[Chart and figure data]
....
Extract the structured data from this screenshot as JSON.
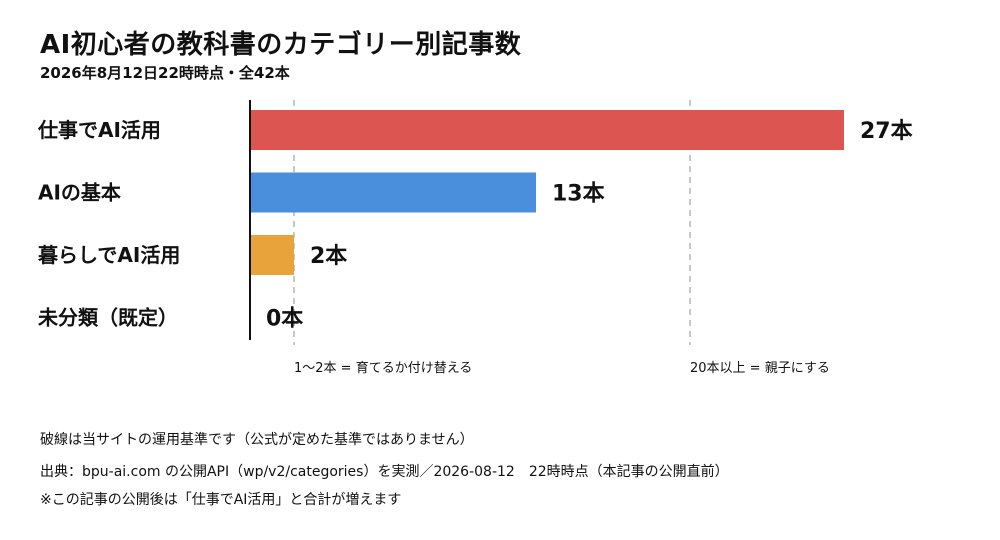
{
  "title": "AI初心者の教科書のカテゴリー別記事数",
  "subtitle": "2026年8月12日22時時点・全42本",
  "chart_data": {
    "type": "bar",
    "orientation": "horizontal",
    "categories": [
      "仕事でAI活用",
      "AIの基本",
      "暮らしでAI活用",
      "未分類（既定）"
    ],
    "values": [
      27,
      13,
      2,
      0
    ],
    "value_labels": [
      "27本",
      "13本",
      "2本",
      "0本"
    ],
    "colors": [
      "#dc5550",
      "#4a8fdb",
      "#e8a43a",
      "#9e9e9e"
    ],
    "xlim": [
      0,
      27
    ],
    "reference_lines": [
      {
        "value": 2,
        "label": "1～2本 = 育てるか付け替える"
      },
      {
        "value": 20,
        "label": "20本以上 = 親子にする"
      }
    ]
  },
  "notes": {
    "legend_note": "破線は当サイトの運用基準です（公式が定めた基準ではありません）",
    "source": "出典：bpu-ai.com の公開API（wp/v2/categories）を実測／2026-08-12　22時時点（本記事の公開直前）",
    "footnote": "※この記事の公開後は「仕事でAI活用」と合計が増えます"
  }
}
....
- **The request**: Omit pictures; set down the rest of the material word for word.

- **Right answer**:
Extract the structured data from this screenshot as JSON.
{
  "title": "AI初心者の教科書のカテゴリー別記事数",
  "subtitle": "2026年8月12日22時時点・全42本",
  "chart_data": {
    "type": "bar",
    "orientation": "horizontal",
    "categories": [
      "仕事でAI活用",
      "AIの基本",
      "暮らしでAI活用",
      "未分類（既定）"
    ],
    "values": [
      27,
      13,
      2,
      0
    ],
    "value_labels": [
      "27本",
      "13本",
      "2本",
      "0本"
    ],
    "colors": [
      "#dc5550",
      "#4a8fdb",
      "#e8a43a",
      "#9e9e9e"
    ],
    "xlim": [
      0,
      27
    ],
    "reference_lines": [
      {
        "value": 2,
        "label": "1～2本 = 育てるか付け替える"
      },
      {
        "value": 20,
        "label": "20本以上 = 親子にする"
      }
    ]
  },
  "notes": {
    "legend_note": "破線は当サイトの運用基準です（公式が定めた基準ではありません）",
    "source": "出典：bpu-ai.com の公開API（wp/v2/categories）を実測／2026-08-12　22時時点（本記事の公開直前）",
    "footnote": "※この記事の公開後は「仕事でAI活用」と合計が増えます"
  }
}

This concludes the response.